(PROBLEM REQUIREMENTS)
Locate the string "удостоверяющего" in the listing below. Copy every line where it is found.

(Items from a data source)

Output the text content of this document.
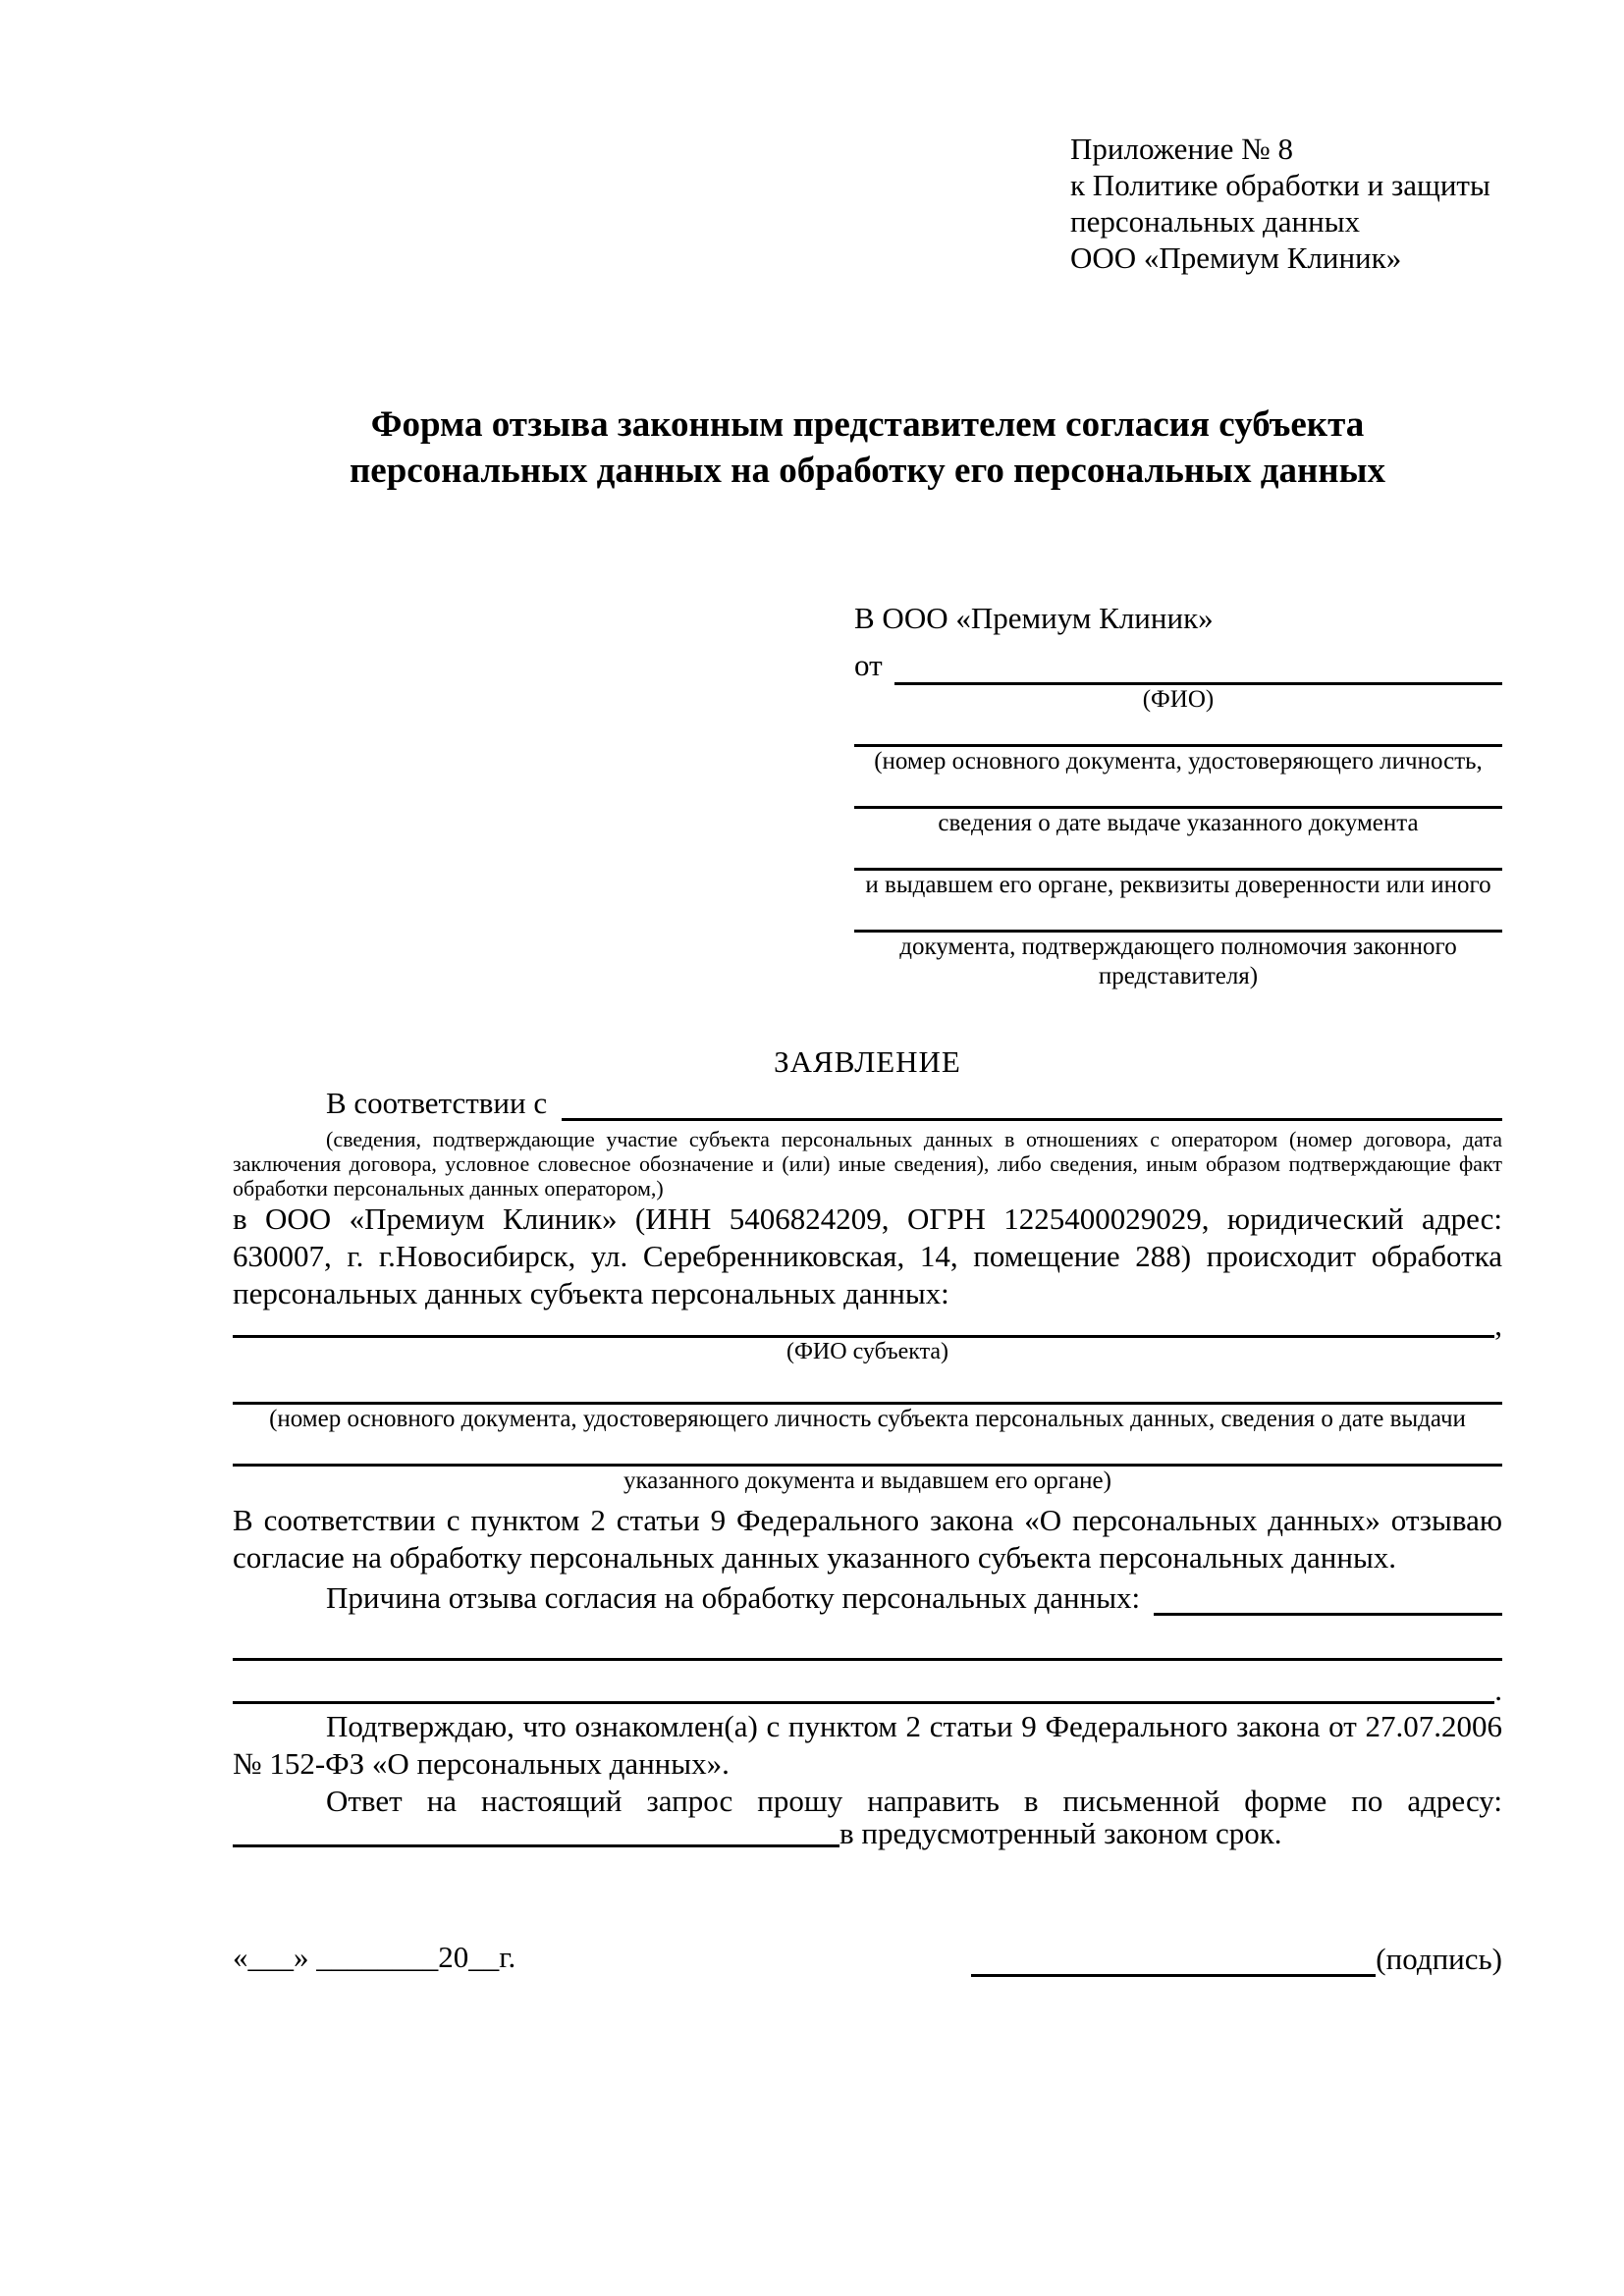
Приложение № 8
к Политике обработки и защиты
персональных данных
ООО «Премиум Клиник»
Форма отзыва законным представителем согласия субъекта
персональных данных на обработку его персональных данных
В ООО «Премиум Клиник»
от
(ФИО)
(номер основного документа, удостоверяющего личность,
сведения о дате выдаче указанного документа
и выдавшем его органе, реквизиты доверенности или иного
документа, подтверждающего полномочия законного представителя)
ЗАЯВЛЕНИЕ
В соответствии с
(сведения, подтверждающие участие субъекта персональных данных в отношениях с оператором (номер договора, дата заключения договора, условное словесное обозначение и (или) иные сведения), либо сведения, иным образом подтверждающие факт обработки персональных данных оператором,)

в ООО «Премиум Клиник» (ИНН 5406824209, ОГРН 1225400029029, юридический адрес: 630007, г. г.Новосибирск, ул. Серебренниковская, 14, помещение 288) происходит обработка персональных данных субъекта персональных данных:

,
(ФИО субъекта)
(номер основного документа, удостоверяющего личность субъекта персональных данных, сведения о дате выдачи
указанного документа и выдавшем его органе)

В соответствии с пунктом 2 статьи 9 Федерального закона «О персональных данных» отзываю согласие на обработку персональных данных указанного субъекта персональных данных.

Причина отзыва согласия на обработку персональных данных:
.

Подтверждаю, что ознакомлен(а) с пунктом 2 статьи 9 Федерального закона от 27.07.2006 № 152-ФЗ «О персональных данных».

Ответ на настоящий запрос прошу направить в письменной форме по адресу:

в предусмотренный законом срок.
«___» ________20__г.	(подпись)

(RESULT)
(номер основного документа, удостоверяющего личность,
(номер основного документа, удостоверяющего личность субъекта персональных данных, сведения о дате выдачи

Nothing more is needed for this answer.